Entries:

[start]

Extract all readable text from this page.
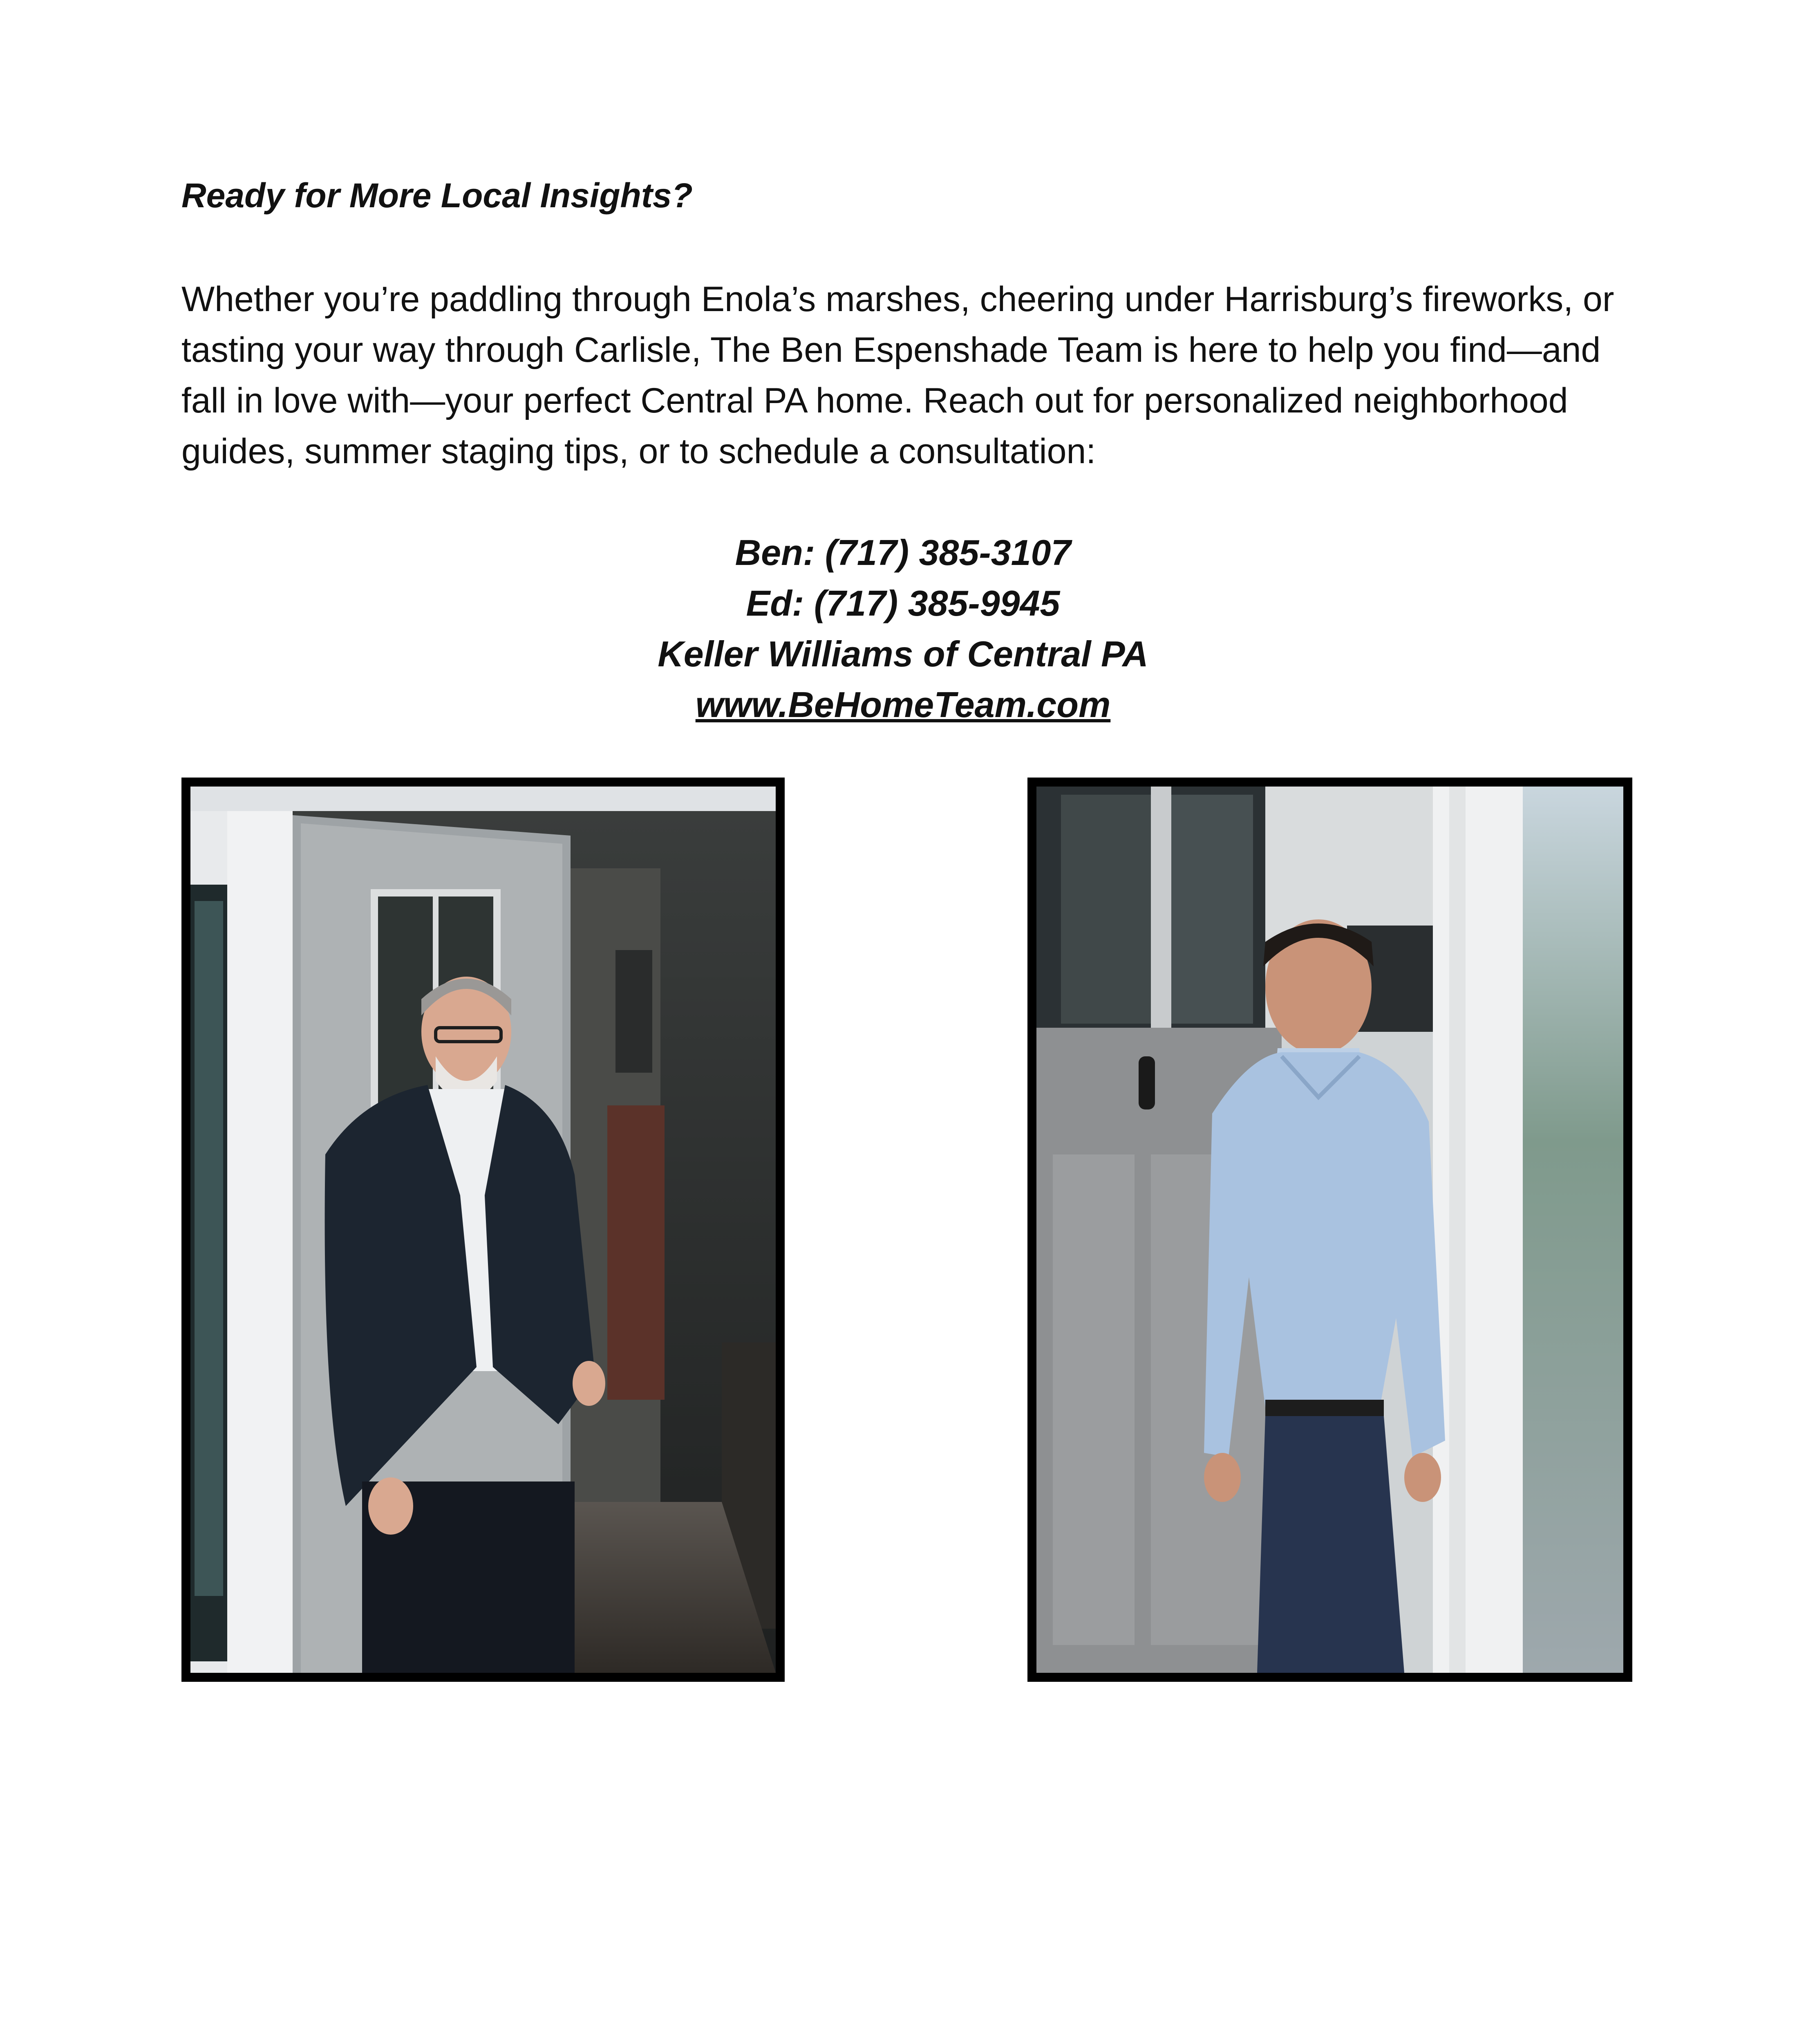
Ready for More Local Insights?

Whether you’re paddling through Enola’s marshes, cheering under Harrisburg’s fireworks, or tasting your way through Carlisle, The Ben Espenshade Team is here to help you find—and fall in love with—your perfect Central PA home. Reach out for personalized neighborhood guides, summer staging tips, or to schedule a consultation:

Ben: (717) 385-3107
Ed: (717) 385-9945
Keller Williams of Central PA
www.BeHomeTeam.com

[end]

To do:
Transcribe every record above exactly as written, leaving out any pictures.

Response to the exercise:
Extract all readable text from this page.
Ready for More Local Insights?

Whether you’re paddling through Enola’s marshes, cheering under Harrisburg’s fireworks, or tasting your way through Carlisle, The Ben Espenshade Team is here to help you find—and fall in love with—your perfect Central PA home. Reach out for personalized neighborhood guides, summer staging tips, or to schedule a consultation:

Ben: (717) 385-3107
Ed: (717) 385-9945
Keller Williams of Central PA
www.BeHomeTeam.com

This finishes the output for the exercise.